» **What to do**: Each entry below must be repeated word for word.

» **Data for this task**:
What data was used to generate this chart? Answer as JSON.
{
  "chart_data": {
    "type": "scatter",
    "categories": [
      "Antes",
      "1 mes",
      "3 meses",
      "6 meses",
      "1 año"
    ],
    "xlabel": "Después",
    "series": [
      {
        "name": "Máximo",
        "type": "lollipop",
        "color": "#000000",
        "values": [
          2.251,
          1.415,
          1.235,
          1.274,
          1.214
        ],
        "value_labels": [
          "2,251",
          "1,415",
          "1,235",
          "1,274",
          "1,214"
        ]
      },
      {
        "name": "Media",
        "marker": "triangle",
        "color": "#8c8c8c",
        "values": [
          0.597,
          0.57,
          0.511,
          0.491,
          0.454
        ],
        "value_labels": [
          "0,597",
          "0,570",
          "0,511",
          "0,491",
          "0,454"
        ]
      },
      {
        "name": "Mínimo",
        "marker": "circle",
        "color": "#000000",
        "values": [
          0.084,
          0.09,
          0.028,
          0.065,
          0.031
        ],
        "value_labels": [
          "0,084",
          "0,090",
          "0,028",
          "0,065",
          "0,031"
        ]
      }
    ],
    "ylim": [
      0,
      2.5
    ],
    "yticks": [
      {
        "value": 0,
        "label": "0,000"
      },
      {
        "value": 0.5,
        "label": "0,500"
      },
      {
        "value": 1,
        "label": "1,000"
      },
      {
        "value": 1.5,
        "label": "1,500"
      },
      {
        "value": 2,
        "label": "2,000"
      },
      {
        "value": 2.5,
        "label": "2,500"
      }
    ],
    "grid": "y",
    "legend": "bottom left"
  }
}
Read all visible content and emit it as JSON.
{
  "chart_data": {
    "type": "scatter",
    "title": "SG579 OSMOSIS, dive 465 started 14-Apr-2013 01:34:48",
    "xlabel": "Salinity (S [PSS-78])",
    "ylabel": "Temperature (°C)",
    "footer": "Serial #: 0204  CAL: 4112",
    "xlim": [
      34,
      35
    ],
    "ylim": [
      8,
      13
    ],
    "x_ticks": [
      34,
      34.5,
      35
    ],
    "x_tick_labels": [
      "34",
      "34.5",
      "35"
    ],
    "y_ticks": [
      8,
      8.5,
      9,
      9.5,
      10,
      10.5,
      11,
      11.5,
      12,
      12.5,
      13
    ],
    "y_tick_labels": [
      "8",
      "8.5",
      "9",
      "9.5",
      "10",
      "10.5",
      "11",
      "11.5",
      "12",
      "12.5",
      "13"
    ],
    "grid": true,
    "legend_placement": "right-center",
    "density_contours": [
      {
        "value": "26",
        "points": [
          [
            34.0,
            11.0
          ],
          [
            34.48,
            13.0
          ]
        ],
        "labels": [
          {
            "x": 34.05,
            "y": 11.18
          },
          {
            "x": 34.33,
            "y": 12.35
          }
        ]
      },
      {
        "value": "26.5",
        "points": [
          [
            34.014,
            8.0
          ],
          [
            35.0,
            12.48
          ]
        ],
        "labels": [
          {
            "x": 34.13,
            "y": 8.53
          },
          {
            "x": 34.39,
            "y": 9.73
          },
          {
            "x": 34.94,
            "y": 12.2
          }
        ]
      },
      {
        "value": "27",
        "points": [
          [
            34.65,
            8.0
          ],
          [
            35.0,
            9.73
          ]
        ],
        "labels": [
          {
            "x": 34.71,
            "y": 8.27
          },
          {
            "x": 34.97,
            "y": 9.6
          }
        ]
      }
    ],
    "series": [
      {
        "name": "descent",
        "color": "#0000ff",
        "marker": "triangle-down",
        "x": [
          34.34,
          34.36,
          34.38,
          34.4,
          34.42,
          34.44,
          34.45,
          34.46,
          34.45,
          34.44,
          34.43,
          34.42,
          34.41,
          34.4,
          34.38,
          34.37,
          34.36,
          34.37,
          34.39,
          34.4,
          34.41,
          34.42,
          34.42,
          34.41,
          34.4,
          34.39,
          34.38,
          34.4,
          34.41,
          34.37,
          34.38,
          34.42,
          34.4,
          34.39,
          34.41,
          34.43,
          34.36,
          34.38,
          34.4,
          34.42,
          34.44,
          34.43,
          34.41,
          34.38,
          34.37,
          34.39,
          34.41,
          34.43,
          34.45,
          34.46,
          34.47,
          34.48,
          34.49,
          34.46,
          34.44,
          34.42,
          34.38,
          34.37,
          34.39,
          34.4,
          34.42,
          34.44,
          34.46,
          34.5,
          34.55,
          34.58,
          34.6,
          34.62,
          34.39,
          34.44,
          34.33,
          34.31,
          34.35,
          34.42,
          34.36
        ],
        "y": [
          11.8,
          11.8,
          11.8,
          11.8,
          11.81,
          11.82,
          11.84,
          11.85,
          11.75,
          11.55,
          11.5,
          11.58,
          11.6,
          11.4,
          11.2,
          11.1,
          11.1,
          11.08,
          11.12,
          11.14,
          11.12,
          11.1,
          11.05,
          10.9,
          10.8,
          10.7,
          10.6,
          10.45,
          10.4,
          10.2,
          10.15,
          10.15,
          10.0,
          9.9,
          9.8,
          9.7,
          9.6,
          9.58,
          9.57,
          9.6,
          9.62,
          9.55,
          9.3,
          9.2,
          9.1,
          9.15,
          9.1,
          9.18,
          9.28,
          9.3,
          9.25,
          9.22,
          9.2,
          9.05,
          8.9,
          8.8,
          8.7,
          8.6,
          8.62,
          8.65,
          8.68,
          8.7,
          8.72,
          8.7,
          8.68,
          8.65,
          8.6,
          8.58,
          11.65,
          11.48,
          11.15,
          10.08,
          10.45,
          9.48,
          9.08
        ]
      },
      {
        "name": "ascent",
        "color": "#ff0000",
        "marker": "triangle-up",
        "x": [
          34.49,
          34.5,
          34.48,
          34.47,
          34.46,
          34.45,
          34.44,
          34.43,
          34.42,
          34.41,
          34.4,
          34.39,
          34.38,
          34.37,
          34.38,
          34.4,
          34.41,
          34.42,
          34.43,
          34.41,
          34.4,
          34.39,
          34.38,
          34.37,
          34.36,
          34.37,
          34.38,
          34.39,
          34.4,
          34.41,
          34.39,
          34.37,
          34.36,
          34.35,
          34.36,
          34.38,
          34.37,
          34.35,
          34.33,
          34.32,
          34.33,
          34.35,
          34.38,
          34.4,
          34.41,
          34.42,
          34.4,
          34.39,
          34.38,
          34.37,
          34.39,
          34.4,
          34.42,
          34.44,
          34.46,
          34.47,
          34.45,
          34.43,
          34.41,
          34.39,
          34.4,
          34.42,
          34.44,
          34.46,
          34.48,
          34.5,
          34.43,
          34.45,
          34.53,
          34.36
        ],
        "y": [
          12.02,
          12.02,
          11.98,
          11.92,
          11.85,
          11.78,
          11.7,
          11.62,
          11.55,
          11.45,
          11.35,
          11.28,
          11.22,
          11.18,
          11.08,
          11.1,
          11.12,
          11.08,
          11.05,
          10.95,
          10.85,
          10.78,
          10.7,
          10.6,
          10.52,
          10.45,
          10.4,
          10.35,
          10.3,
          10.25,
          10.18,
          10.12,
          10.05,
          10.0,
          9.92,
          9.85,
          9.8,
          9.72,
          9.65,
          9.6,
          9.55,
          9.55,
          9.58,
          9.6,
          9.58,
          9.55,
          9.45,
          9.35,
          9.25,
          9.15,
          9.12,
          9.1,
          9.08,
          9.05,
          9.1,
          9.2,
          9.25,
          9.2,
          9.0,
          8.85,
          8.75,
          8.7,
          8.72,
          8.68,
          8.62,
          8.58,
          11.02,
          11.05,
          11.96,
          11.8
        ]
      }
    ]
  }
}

» **Task output**:
What data was used to generate this chart? Answer as JSON.
{
  "chart_data": {
    "type": "scatter",
    "categories": [
      "Antes",
      "1 mes",
      "3 meses",
      "6 meses",
      "1 año"
    ],
    "xlabel": "Después",
    "series": [
      {
        "name": "Máximo",
        "type": "lollipop",
        "color": "#000000",
        "values": [
          2.251,
          1.415,
          1.235,
          1.274,
          1.214
        ],
        "value_labels": [
          "2,251",
          "1,415",
          "1,235",
          "1,274",
          "1,214"
        ]
      },
      {
        "name": "Media",
        "marker": "triangle",
        "color": "#8c8c8c",
        "values": [
          0.597,
          0.57,
          0.511,
          0.491,
          0.454
        ],
        "value_labels": [
          "0,597",
          "0,570",
          "0,511",
          "0,491",
          "0,454"
        ]
      },
      {
        "name": "Mínimo",
        "marker": "circle",
        "color": "#000000",
        "values": [
          0.084,
          0.09,
          0.028,
          0.065,
          0.031
        ],
        "value_labels": [
          "0,084",
          "0,090",
          "0,028",
          "0,065",
          "0,031"
        ]
      }
    ],
    "ylim": [
      0,
      2.5
    ],
    "yticks": [
      {
        "value": 0,
        "label": "0,000"
      },
      {
        "value": 0.5,
        "label": "0,500"
      },
      {
        "value": 1,
        "label": "1,000"
      },
      {
        "value": 1.5,
        "label": "1,500"
      },
      {
        "value": 2,
        "label": "2,000"
      },
      {
        "value": 2.5,
        "label": "2,500"
      }
    ],
    "grid": "y",
    "legend": "bottom left"
  }
}
Read all visible content and emit it as JSON.
{
  "chart_data": {
    "type": "scatter",
    "title": "SG579 OSMOSIS, dive 465 started 14-Apr-2013 01:34:48",
    "xlabel": "Salinity (S [PSS-78])",
    "ylabel": "Temperature (°C)",
    "footer": "Serial #: 0204  CAL: 4112",
    "xlim": [
      34,
      35
    ],
    "ylim": [
      8,
      13
    ],
    "x_ticks": [
      34,
      34.5,
      35
    ],
    "x_tick_labels": [
      "34",
      "34.5",
      "35"
    ],
    "y_ticks": [
      8,
      8.5,
      9,
      9.5,
      10,
      10.5,
      11,
      11.5,
      12,
      12.5,
      13
    ],
    "y_tick_labels": [
      "8",
      "8.5",
      "9",
      "9.5",
      "10",
      "10.5",
      "11",
      "11.5",
      "12",
      "12.5",
      "13"
    ],
    "grid": true,
    "legend_placement": "right-center",
    "density_contours": [
      {
        "value": "26",
        "points": [
          [
            34.0,
            11.0
          ],
          [
            34.48,
            13.0
          ]
        ],
        "labels": [
          {
            "x": 34.05,
            "y": 11.18
          },
          {
            "x": 34.33,
            "y": 12.35
          }
        ]
      },
      {
        "value": "26.5",
        "points": [
          [
            34.014,
            8.0
          ],
          [
            35.0,
            12.48
          ]
        ],
        "labels": [
          {
            "x": 34.13,
            "y": 8.53
          },
          {
            "x": 34.39,
            "y": 9.73
          },
          {
            "x": 34.94,
            "y": 12.2
          }
        ]
      },
      {
        "value": "27",
        "points": [
          [
            34.65,
            8.0
          ],
          [
            35.0,
            9.73
          ]
        ],
        "labels": [
          {
            "x": 34.71,
            "y": 8.27
          },
          {
            "x": 34.97,
            "y": 9.6
          }
        ]
      }
    ],
    "series": [
      {
        "name": "descent",
        "color": "#0000ff",
        "marker": "triangle-down",
        "x": [
          34.34,
          34.36,
          34.38,
          34.4,
          34.42,
          34.44,
          34.45,
          34.46,
          34.45,
          34.44,
          34.43,
          34.42,
          34.41,
          34.4,
          34.38,
          34.37,
          34.36,
          34.37,
          34.39,
          34.4,
          34.41,
          34.42,
          34.42,
          34.41,
          34.4,
          34.39,
          34.38,
          34.4,
          34.41,
          34.37,
          34.38,
          34.42,
          34.4,
          34.39,
          34.41,
          34.43,
          34.36,
          34.38,
          34.4,
          34.42,
          34.44,
          34.43,
          34.41,
          34.38,
          34.37,
          34.39,
          34.41,
          34.43,
          34.45,
          34.46,
          34.47,
          34.48,
          34.49,
          34.46,
          34.44,
          34.42,
          34.38,
          34.37,
          34.39,
          34.4,
          34.42,
          34.44,
          34.46,
          34.5,
          34.55,
          34.58,
          34.6,
          34.62,
          34.39,
          34.44,
          34.33,
          34.31,
          34.35,
          34.42,
          34.36
        ],
        "y": [
          11.8,
          11.8,
          11.8,
          11.8,
          11.81,
          11.82,
          11.84,
          11.85,
          11.75,
          11.55,
          11.5,
          11.58,
          11.6,
          11.4,
          11.2,
          11.1,
          11.1,
          11.08,
          11.12,
          11.14,
          11.12,
          11.1,
          11.05,
          10.9,
          10.8,
          10.7,
          10.6,
          10.45,
          10.4,
          10.2,
          10.15,
          10.15,
          10.0,
          9.9,
          9.8,
          9.7,
          9.6,
          9.58,
          9.57,
          9.6,
          9.62,
          9.55,
          9.3,
          9.2,
          9.1,
          9.15,
          9.1,
          9.18,
          9.28,
          9.3,
          9.25,
          9.22,
          9.2,
          9.05,
          8.9,
          8.8,
          8.7,
          8.6,
          8.62,
          8.65,
          8.68,
          8.7,
          8.72,
          8.7,
          8.68,
          8.65,
          8.6,
          8.58,
          11.65,
          11.48,
          11.15,
          10.08,
          10.45,
          9.48,
          9.08
        ]
      },
      {
        "name": "ascent",
        "color": "#ff0000",
        "marker": "triangle-up",
        "x": [
          34.49,
          34.5,
          34.48,
          34.47,
          34.46,
          34.45,
          34.44,
          34.43,
          34.42,
          34.41,
          34.4,
          34.39,
          34.38,
          34.37,
          34.38,
          34.4,
          34.41,
          34.42,
          34.43,
          34.41,
          34.4,
          34.39,
          34.38,
          34.37,
          34.36,
          34.37,
          34.38,
          34.39,
          34.4,
          34.41,
          34.39,
          34.37,
          34.36,
          34.35,
          34.36,
          34.38,
          34.37,
          34.35,
          34.33,
          34.32,
          34.33,
          34.35,
          34.38,
          34.4,
          34.41,
          34.42,
          34.4,
          34.39,
          34.38,
          34.37,
          34.39,
          34.4,
          34.42,
          34.44,
          34.46,
          34.47,
          34.45,
          34.43,
          34.41,
          34.39,
          34.4,
          34.42,
          34.44,
          34.46,
          34.48,
          34.5,
          34.43,
          34.45,
          34.53,
          34.36
        ],
        "y": [
          12.02,
          12.02,
          11.98,
          11.92,
          11.85,
          11.78,
          11.7,
          11.62,
          11.55,
          11.45,
          11.35,
          11.28,
          11.22,
          11.18,
          11.08,
          11.1,
          11.12,
          11.08,
          11.05,
          10.95,
          10.85,
          10.78,
          10.7,
          10.6,
          10.52,
          10.45,
          10.4,
          10.35,
          10.3,
          10.25,
          10.18,
          10.12,
          10.05,
          10.0,
          9.92,
          9.85,
          9.8,
          9.72,
          9.65,
          9.6,
          9.55,
          9.55,
          9.58,
          9.6,
          9.58,
          9.55,
          9.45,
          9.35,
          9.25,
          9.15,
          9.12,
          9.1,
          9.08,
          9.05,
          9.1,
          9.2,
          9.25,
          9.2,
          9.0,
          8.85,
          8.75,
          8.7,
          8.72,
          8.68,
          8.62,
          8.58,
          11.02,
          11.05,
          11.96,
          11.8
        ]
      }
    ]
  }
}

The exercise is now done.